◆ GIVEN TASK
Draw out every line with the word "front" from the listing below.

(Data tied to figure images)
------------------------------
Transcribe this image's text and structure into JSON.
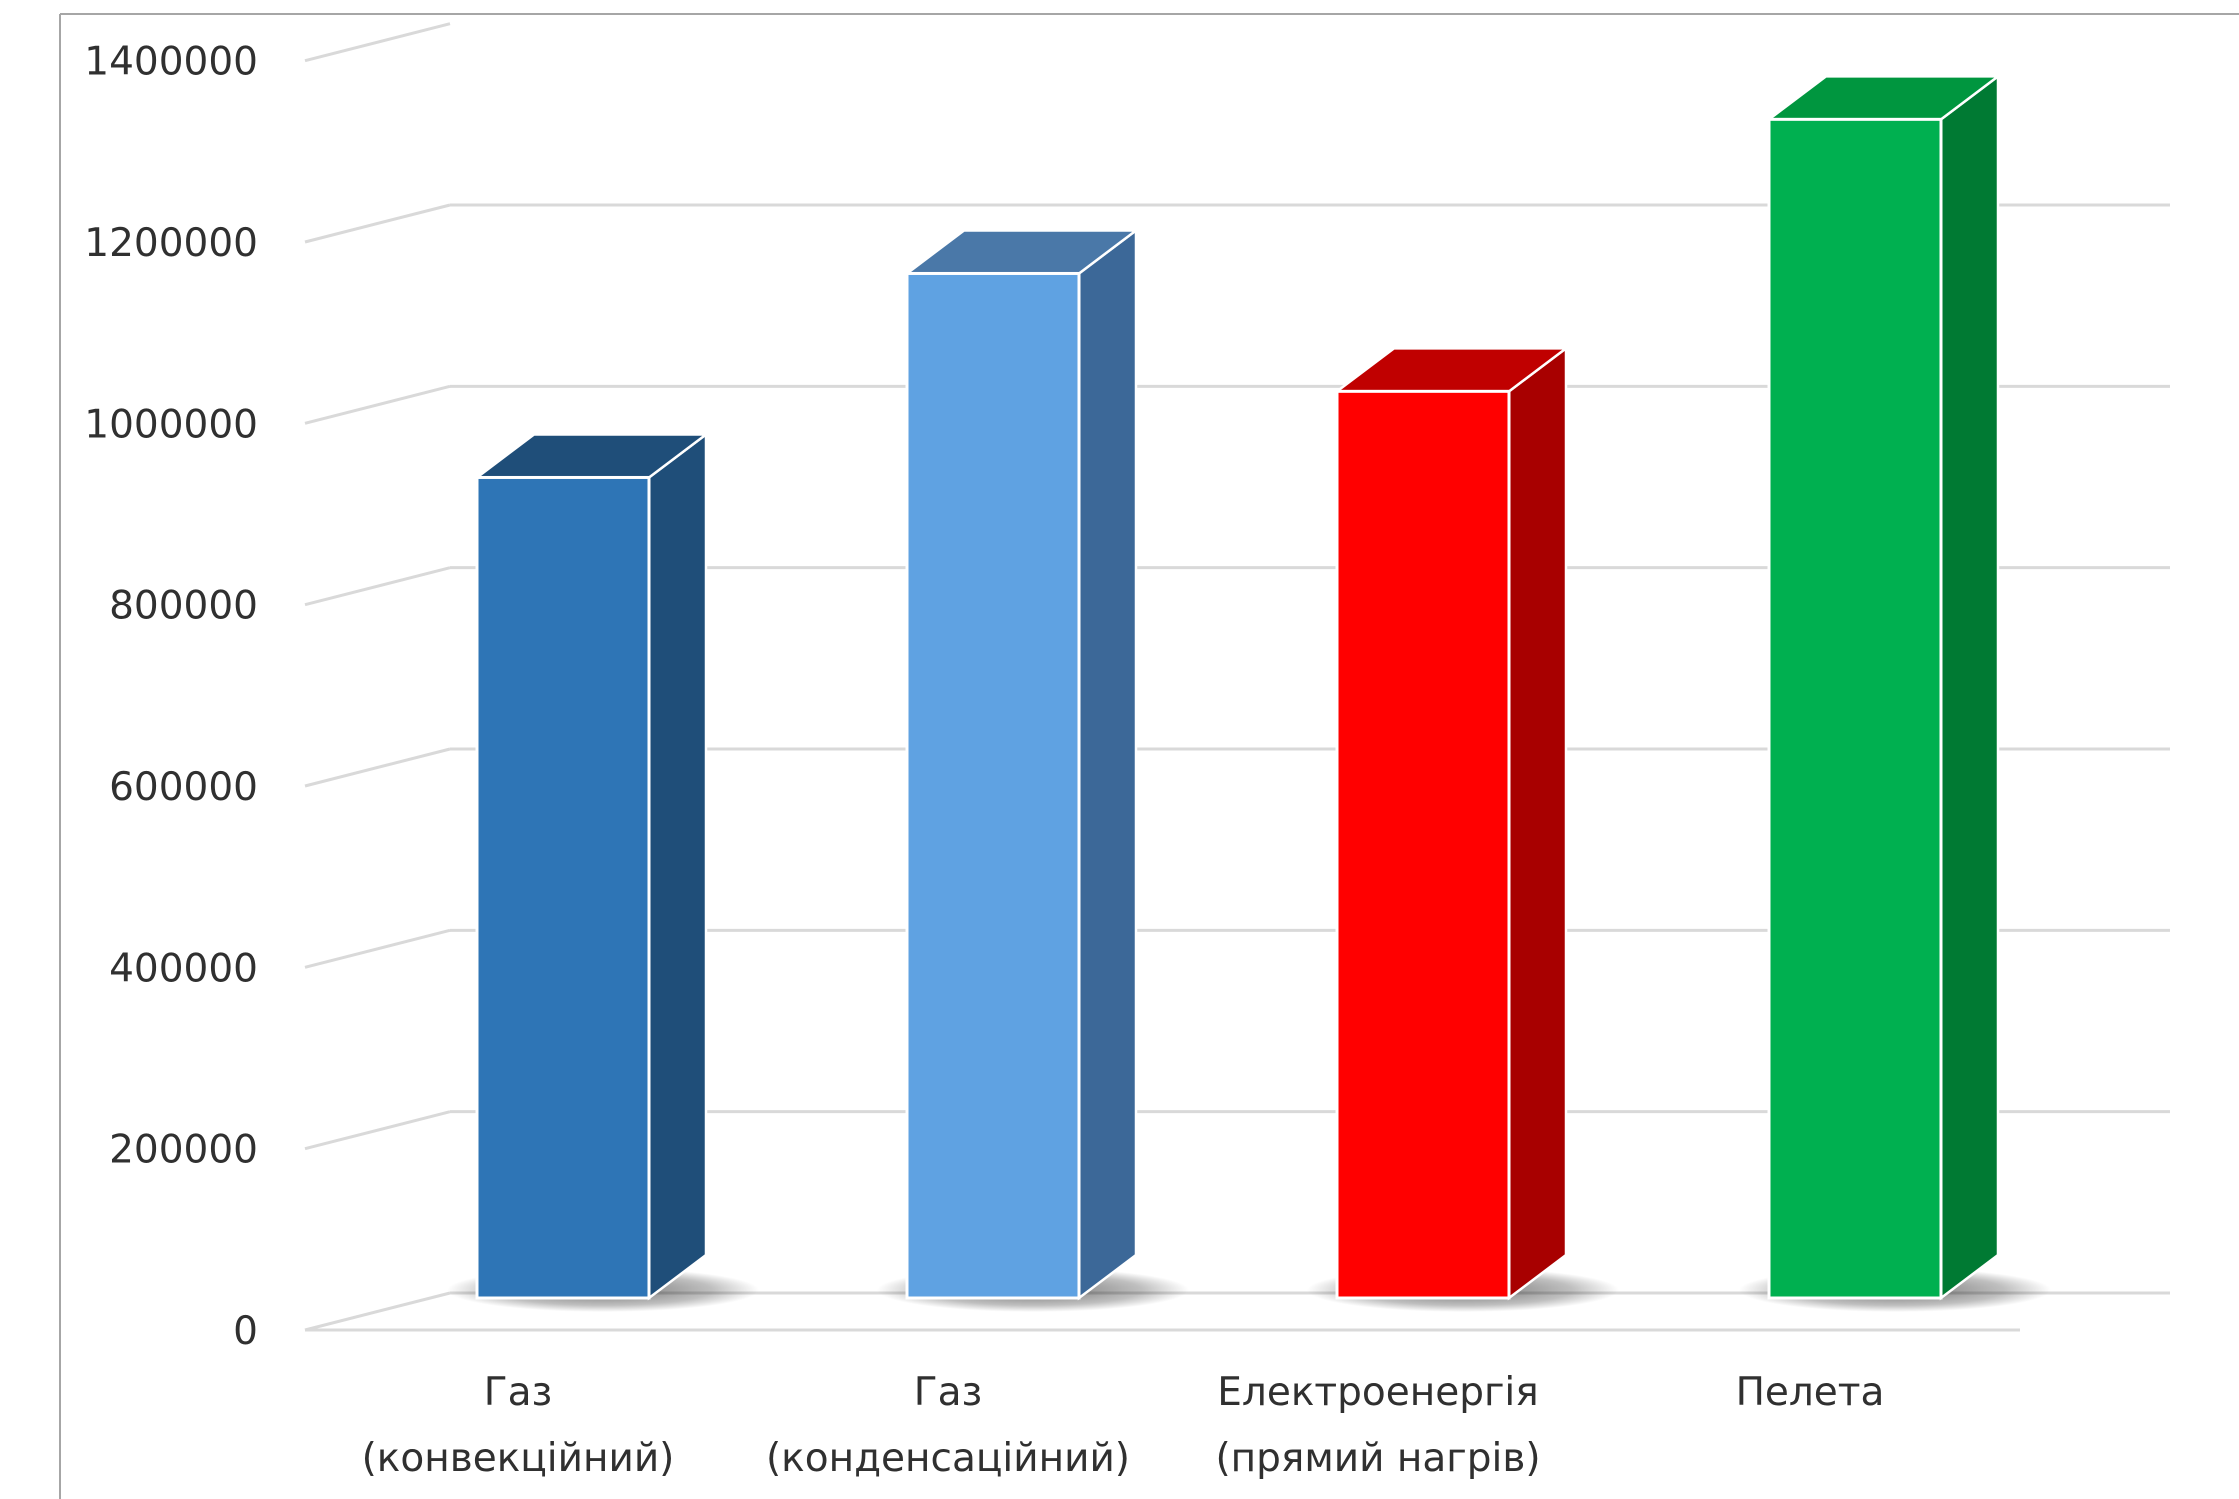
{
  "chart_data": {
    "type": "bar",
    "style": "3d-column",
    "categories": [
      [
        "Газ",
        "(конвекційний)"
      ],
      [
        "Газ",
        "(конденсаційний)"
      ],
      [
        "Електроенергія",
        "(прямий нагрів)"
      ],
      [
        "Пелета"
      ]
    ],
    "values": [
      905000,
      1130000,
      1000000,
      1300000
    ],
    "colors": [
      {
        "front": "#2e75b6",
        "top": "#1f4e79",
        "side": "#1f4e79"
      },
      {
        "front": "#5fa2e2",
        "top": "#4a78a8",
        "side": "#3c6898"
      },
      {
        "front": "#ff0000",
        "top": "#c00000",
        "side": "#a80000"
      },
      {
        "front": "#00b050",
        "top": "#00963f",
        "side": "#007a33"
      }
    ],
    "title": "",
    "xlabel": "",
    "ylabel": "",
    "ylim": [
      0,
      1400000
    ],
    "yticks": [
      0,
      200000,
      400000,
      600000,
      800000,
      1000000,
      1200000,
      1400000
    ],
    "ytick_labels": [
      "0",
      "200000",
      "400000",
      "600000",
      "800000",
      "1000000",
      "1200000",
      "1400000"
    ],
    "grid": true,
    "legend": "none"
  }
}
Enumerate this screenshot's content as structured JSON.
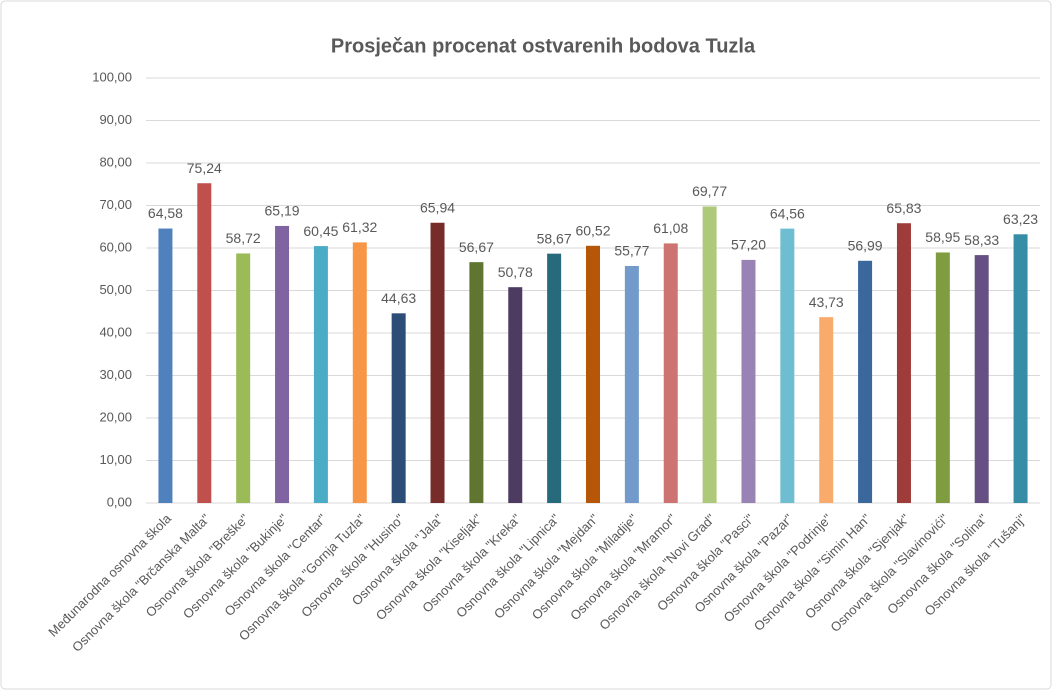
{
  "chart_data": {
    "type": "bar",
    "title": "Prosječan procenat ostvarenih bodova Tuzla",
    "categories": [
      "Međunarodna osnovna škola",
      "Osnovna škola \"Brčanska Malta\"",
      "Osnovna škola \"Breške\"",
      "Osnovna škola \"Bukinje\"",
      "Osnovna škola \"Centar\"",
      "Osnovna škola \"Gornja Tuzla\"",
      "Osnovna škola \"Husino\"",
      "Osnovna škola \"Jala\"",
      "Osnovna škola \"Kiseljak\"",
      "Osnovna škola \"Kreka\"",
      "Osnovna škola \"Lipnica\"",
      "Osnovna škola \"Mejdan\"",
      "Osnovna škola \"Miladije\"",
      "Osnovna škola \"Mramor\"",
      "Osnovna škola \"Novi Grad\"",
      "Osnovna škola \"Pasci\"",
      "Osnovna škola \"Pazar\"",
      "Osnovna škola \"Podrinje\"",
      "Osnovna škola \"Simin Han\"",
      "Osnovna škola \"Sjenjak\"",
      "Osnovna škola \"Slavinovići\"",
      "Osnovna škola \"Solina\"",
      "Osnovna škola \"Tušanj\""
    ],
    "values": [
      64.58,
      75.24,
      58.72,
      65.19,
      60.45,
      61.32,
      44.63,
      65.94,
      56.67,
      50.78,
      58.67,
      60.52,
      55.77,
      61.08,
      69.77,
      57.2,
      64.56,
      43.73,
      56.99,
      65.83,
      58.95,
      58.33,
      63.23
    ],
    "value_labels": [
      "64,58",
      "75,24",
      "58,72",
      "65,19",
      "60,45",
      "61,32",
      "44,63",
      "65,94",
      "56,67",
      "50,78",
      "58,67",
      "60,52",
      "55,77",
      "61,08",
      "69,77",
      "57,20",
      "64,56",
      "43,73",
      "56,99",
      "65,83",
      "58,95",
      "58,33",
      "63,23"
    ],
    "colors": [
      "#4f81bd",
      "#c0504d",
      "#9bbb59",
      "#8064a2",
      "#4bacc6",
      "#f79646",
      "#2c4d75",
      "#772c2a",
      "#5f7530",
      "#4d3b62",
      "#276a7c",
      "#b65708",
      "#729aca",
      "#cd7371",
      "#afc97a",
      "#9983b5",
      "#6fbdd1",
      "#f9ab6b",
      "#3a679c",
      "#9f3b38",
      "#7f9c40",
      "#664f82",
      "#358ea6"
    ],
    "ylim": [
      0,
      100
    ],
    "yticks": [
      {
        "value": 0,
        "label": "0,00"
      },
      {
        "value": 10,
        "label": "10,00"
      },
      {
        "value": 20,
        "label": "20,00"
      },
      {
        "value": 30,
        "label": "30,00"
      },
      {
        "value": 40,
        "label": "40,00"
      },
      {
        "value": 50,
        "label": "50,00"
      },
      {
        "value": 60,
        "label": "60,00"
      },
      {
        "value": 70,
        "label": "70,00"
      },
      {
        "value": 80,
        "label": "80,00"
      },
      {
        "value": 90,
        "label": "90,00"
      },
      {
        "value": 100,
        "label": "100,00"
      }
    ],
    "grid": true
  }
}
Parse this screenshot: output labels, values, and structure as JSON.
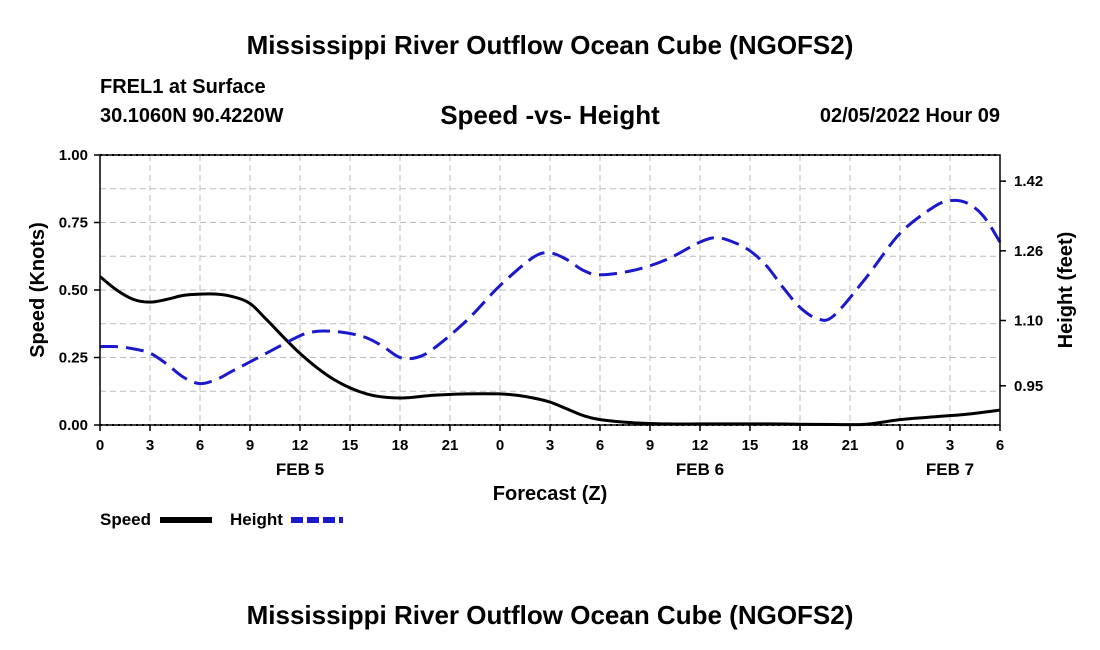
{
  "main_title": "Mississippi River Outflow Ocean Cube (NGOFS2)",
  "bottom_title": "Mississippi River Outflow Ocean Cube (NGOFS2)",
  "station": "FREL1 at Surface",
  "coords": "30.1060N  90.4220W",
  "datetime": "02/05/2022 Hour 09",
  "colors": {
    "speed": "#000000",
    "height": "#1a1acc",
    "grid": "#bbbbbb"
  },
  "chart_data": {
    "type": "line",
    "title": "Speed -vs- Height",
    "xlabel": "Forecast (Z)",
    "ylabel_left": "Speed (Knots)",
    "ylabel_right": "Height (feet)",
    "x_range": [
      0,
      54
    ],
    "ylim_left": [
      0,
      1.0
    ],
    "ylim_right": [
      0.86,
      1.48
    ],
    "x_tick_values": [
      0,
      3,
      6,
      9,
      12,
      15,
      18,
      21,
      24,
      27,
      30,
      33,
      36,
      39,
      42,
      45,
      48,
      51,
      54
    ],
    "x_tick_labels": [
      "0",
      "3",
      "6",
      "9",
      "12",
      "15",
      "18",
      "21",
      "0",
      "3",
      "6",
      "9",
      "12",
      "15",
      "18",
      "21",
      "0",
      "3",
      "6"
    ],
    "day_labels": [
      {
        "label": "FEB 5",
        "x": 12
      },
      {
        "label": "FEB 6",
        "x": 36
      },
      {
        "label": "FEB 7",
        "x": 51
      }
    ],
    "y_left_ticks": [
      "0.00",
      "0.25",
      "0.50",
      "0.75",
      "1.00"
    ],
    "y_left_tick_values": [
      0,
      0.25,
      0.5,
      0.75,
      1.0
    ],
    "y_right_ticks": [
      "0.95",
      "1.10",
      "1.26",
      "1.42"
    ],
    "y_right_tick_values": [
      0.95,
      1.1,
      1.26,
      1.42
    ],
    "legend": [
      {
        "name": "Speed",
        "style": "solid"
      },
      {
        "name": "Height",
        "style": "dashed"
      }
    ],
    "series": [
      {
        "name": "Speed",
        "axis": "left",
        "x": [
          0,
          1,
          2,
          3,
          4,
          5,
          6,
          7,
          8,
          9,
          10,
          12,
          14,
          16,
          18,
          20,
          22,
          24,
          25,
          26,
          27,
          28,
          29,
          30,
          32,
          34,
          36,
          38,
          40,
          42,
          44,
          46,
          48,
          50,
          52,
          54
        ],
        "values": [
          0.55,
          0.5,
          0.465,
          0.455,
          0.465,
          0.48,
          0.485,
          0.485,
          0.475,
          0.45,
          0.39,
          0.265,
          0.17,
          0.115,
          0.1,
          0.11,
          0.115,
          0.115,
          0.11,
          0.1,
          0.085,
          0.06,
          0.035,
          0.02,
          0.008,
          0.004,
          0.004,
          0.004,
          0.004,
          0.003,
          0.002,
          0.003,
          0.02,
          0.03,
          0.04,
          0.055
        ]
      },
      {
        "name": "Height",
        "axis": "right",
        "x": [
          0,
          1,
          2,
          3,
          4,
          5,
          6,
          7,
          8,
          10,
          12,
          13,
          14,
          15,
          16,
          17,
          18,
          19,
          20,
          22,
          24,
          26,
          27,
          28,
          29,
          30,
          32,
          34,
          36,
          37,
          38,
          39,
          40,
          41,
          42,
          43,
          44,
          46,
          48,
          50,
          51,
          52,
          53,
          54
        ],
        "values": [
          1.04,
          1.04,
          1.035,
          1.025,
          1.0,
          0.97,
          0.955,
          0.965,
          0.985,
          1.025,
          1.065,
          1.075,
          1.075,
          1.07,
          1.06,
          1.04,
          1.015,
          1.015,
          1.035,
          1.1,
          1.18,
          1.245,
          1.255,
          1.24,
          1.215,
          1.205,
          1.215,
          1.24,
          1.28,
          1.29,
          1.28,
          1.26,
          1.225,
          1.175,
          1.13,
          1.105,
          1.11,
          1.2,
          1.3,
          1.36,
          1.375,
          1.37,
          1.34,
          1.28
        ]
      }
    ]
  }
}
------------------------------
◆ RESULT OF THIS EXERCISE
        "front": "#2e75b6",
        "front": "#5fa2e2",
        "front": "#ff0000",
        "front": "#00b050",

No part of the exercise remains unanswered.